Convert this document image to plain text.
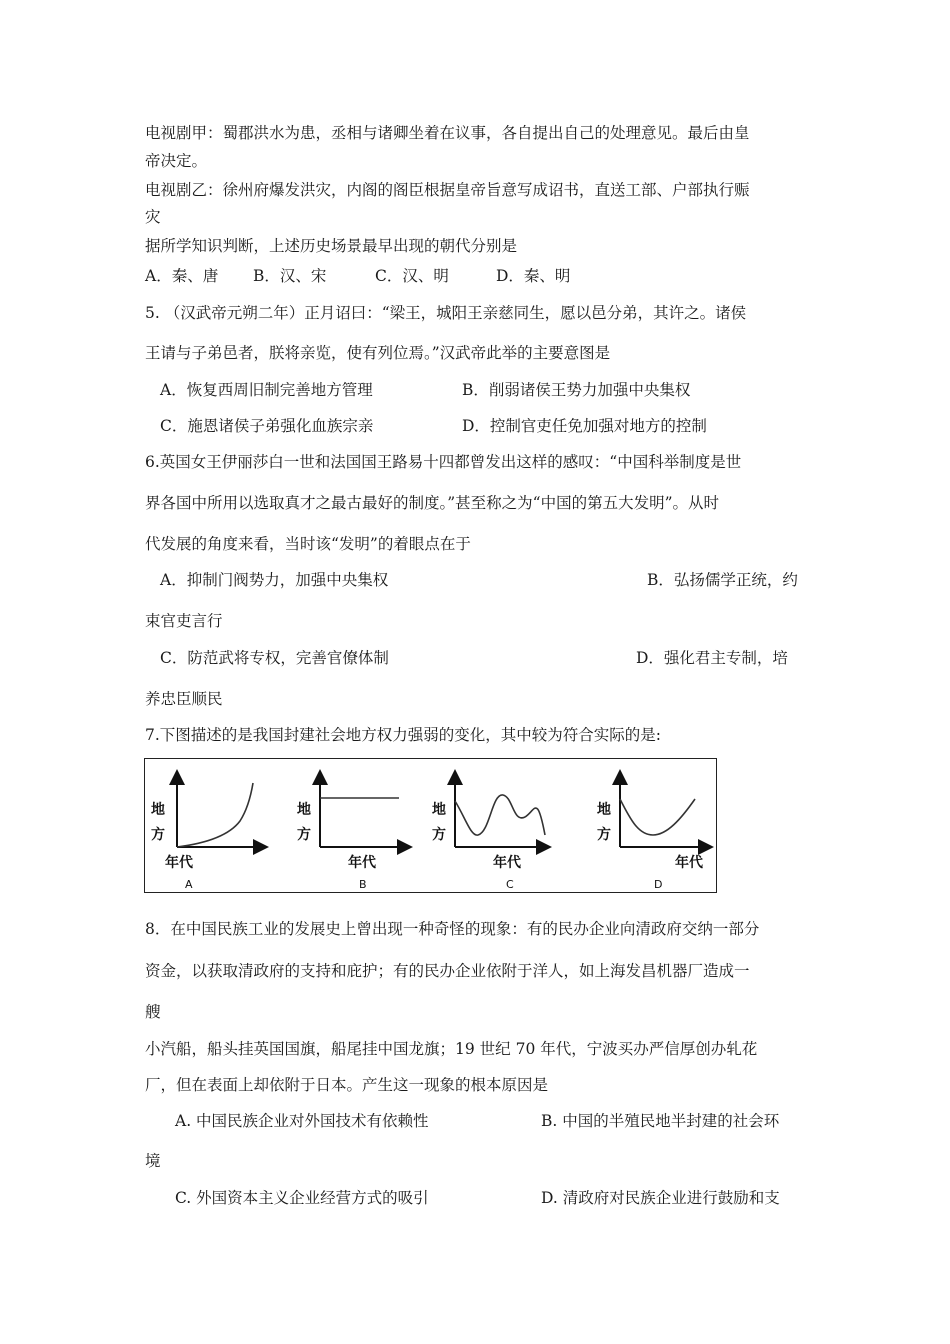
电视剧甲：蜀郡洪水为患，丞相与诸卿坐着在议事，各自提出自己的处理意见。最后由皇
帝决定。
电视剧乙：徐州府爆发洪灾，内阁的阁臣根据皇帝旨意写成诏书，直送工部、户部执行赈
灾
据所学知识判断，上述历史场景最早出现的朝代分别是
A．秦、唐 B．汉、宋	C．汉、明	D．秦、明
5. （汉武帝元朔二年）正月诏曰：“梁王，城阳王亲慈同生，愿以邑分弟，其许之。诸侯
王请与子弟邑者，朕将亲览，使有列位焉。”汉武帝此举的主要意图是
A．恢复西周旧制完善地方管理	B．削弱诸侯王势力加强中央集权
C．施恩诸侯子弟强化血族宗亲	D．控制官吏任免加强对地方的控制
6.英国女王伊丽莎白一世和法国国王路易十四都曾发出这样的感叹：“中国科举制度是世
界各国中所用以选取真才之最古最好的制度。”甚至称之为“中国的第五大发明”。从时
代发展的角度来看，当时该“发明”的着眼点在于
A．抑制门阀势力，加强中央集权	B．弘扬儒学正统，约
束官吏言行
C．防范武将专权，完善官僚体制	D．强化君主专制，培
养忠臣顺民
7.下图描述的是我国封建社会地方权力强弱的变化，其中较为符合实际的是:
地
方
年代
A
地
方
年代
B
地
方
年代
C
地
方
年代
D
8．在中国民族工业的发展史上曾出现一种奇怪的现象：有的民办企业向清政府交纳一部分
资金，以获取清政府的支持和庇护；有的民办企业依附于洋人，如上海发昌机器厂造成一
艘
小汽船，船头挂英国国旗，船尾挂中国龙旗；19 世纪 70 年代，宁波买办严信厚创办轧花
厂，但在表面上却依附于日本。产生这一现象的根本原因是
A. 中国民族企业对外国技术有依赖性	B. 中国的半殖民地半封建的社会环
境
C. 外国资本主义企业经营方式的吸引	D. 清政府对民族企业进行鼓励和支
= = =
**GIVEN TASK:**
Repeat the records above verbatim, with no pictures in the result.

**FULL OUTPUT:**
Convert this document image to plain text.
电视剧甲：蜀郡洪水为患，丞相与诸卿坐着在议事，各自提出自己的处理意见。最后由皇
帝决定。
电视剧乙：徐州府爆发洪灾，内阁的阁臣根据皇帝旨意写成诏书，直送工部、户部执行赈
灾
据所学知识判断，上述历史场景最早出现的朝代分别是
A．秦、唐 B．汉、宋	C．汉、明	D．秦、明
5. （汉武帝元朔二年）正月诏曰：“梁王，城阳王亲慈同生，愿以邑分弟，其许之。诸侯
王请与子弟邑者，朕将亲览，使有列位焉。”汉武帝此举的主要意图是
A．恢复西周旧制完善地方管理	B．削弱诸侯王势力加强中央集权
C．施恩诸侯子弟强化血族宗亲	D．控制官吏任免加强对地方的控制
6.英国女王伊丽莎白一世和法国国王路易十四都曾发出这样的感叹：“中国科举制度是世
界各国中所用以选取真才之最古最好的制度。”甚至称之为“中国的第五大发明”。从时
代发展的角度来看，当时该“发明”的着眼点在于
A．抑制门阀势力，加强中央集权	B．弘扬儒学正统，约
束官吏言行
C．防范武将专权，完善官僚体制	D．强化君主专制，培
养忠臣顺民
7.下图描述的是我国封建社会地方权力强弱的变化，其中较为符合实际的是:
地
方
年代
A
地
方
年代
B
地
方
年代
C
地
方
年代
D
8．在中国民族工业的发展史上曾出现一种奇怪的现象：有的民办企业向清政府交纳一部分
资金，以获取清政府的支持和庇护；有的民办企业依附于洋人，如上海发昌机器厂造成一
艘
小汽船，船头挂英国国旗，船尾挂中国龙旗；19 世纪 70 年代，宁波买办严信厚创办轧花
厂，但在表面上却依附于日本。产生这一现象的根本原因是
A. 中国民族企业对外国技术有依赖性	B. 中国的半殖民地半封建的社会环
境
C. 外国资本主义企业经营方式的吸引	D. 清政府对民族企业进行鼓励和支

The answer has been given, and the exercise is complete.